**Challenge:**
Write out all of the data without omission, exactly as shown.
======== Data excerpts ========
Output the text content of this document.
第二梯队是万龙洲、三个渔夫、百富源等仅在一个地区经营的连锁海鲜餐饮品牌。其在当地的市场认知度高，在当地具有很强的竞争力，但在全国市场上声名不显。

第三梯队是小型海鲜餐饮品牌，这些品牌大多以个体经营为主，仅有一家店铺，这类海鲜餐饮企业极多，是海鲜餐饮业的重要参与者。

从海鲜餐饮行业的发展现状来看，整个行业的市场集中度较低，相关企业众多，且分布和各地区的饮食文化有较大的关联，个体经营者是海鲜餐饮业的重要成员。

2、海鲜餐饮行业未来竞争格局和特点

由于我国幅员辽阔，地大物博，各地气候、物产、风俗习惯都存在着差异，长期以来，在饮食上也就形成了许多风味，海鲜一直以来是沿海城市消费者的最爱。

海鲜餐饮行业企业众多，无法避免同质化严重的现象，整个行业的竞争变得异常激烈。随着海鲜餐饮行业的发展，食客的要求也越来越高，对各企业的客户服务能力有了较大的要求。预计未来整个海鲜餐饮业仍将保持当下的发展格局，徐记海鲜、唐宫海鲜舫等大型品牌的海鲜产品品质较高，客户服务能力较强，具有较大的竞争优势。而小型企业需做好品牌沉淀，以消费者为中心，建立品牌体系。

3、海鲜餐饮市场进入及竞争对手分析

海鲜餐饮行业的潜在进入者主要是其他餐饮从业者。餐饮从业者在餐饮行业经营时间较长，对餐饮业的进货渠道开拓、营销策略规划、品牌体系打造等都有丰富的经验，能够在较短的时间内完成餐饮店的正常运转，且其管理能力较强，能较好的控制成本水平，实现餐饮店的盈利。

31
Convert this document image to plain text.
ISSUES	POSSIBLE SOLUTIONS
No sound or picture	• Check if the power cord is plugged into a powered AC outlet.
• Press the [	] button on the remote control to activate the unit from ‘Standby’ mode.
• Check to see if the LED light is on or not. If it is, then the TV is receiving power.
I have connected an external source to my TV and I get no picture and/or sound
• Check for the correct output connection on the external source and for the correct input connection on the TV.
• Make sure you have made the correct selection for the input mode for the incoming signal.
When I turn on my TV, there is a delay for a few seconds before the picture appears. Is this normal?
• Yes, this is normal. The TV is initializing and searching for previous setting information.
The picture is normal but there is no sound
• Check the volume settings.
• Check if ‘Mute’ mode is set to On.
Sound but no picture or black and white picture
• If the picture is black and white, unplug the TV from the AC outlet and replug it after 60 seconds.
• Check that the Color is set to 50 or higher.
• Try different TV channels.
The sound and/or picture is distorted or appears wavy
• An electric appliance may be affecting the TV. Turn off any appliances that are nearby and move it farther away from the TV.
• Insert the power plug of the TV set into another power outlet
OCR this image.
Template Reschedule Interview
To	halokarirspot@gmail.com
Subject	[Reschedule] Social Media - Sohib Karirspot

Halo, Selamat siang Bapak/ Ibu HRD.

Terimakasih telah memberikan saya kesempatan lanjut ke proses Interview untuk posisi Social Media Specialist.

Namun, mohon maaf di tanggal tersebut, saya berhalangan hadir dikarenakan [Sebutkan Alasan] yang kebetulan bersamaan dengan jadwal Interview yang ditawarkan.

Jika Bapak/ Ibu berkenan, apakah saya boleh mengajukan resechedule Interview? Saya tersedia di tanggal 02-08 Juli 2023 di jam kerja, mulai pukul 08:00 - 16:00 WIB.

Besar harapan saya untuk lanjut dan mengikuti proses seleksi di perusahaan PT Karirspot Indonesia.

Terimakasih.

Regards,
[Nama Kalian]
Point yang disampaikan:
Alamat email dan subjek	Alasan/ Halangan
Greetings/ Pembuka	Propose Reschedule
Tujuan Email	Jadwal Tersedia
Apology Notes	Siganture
========
**Solution for this exercise:**
Output the text content of this document.
第二梯队是万龙洲、三个渔夫、百富源等仅在一个地区经营的连锁海鲜餐饮品牌。其在当地的市场认知度高，在当地具有很强的竞争力，但在全国市场上声名不显。

第三梯队是小型海鲜餐饮品牌，这些品牌大多以个体经营为主，仅有一家店铺，这类海鲜餐饮企业极多，是海鲜餐饮业的重要参与者。

从海鲜餐饮行业的发展现状来看，整个行业的市场集中度较低，相关企业众多，且分布和各地区的饮食文化有较大的关联，个体经营者是海鲜餐饮业的重要成员。

2、海鲜餐饮行业未来竞争格局和特点

由于我国幅员辽阔，地大物博，各地气候、物产、风俗习惯都存在着差异，长期以来，在饮食上也就形成了许多风味，海鲜一直以来是沿海城市消费者的最爱。

海鲜餐饮行业企业众多，无法避免同质化严重的现象，整个行业的竞争变得异常激烈。随着海鲜餐饮行业的发展，食客的要求也越来越高，对各企业的客户服务能力有了较大的要求。预计未来整个海鲜餐饮业仍将保持当下的发展格局，徐记海鲜、唐宫海鲜舫等大型品牌的海鲜产品品质较高，客户服务能力较强，具有较大的竞争优势。而小型企业需做好品牌沉淀，以消费者为中心，建立品牌体系。

3、海鲜餐饮市场进入及竞争对手分析

海鲜餐饮行业的潜在进入者主要是其他餐饮从业者。餐饮从业者在餐饮行业经营时间较长，对餐饮业的进货渠道开拓、营销策略规划、品牌体系打造等都有丰富的经验，能够在较短的时间内完成餐饮店的正常运转，且其管理能力较强，能较好的控制成本水平，实现餐饮店的盈利。

31
Convert this document image to plain text.
ISSUES	POSSIBLE SOLUTIONS
No sound or picture	• Check if the power cord is plugged into a powered AC outlet.
• Press the [	] button on the remote control to activate the unit from ‘Standby’ mode.
• Check to see if the LED light is on or not. If it is, then the TV is receiving power.
I have connected an external source to my TV and I get no picture and/or sound
• Check for the correct output connection on the external source and for the correct input connection on the TV.
• Make sure you have made the correct selection for the input mode for the incoming signal.
When I turn on my TV, there is a delay for a few seconds before the picture appears. Is this normal?
• Yes, this is normal. The TV is initializing and searching for previous setting information.
The picture is normal but there is no sound
• Check the volume settings.
• Check if ‘Mute’ mode is set to On.
Sound but no picture or black and white picture
• If the picture is black and white, unplug the TV from the AC outlet and replug it after 60 seconds.
• Check that the Color is set to 50 or higher.
• Try different TV channels.
The sound and/or picture is distorted or appears wavy
• An electric appliance may be affecting the TV. Turn off any appliances that are nearby and move it farther away from the TV.
• Insert the power plug of the TV set into another power outlet
OCR this image.
Template Reschedule Interview
To	halokarirspot@gmail.com
Subject	[Reschedule] Social Media - Sohib Karirspot

Halo, Selamat siang Bapak/ Ibu HRD.

Terimakasih telah memberikan saya kesempatan lanjut ke proses Interview untuk posisi Social Media Specialist.

Namun, mohon maaf di tanggal tersebut, saya berhalangan hadir dikarenakan [Sebutkan Alasan] yang kebetulan bersamaan dengan jadwal Interview yang ditawarkan.

Jika Bapak/ Ibu berkenan, apakah saya boleh mengajukan resechedule Interview? Saya tersedia di tanggal 02-08 Juli 2023 di jam kerja, mulai pukul 08:00 - 16:00 WIB.

Besar harapan saya untuk lanjut dan mengikuti proses seleksi di perusahaan PT Karirspot Indonesia.

Terimakasih.

Regards,
[Nama Kalian]
Point yang disampaikan:
Alamat email dan subjek	Alasan/ Halangan
Greetings/ Pembuka	Propose Reschedule
Tujuan Email	Jadwal Tersedia
Apology Notes	Siganture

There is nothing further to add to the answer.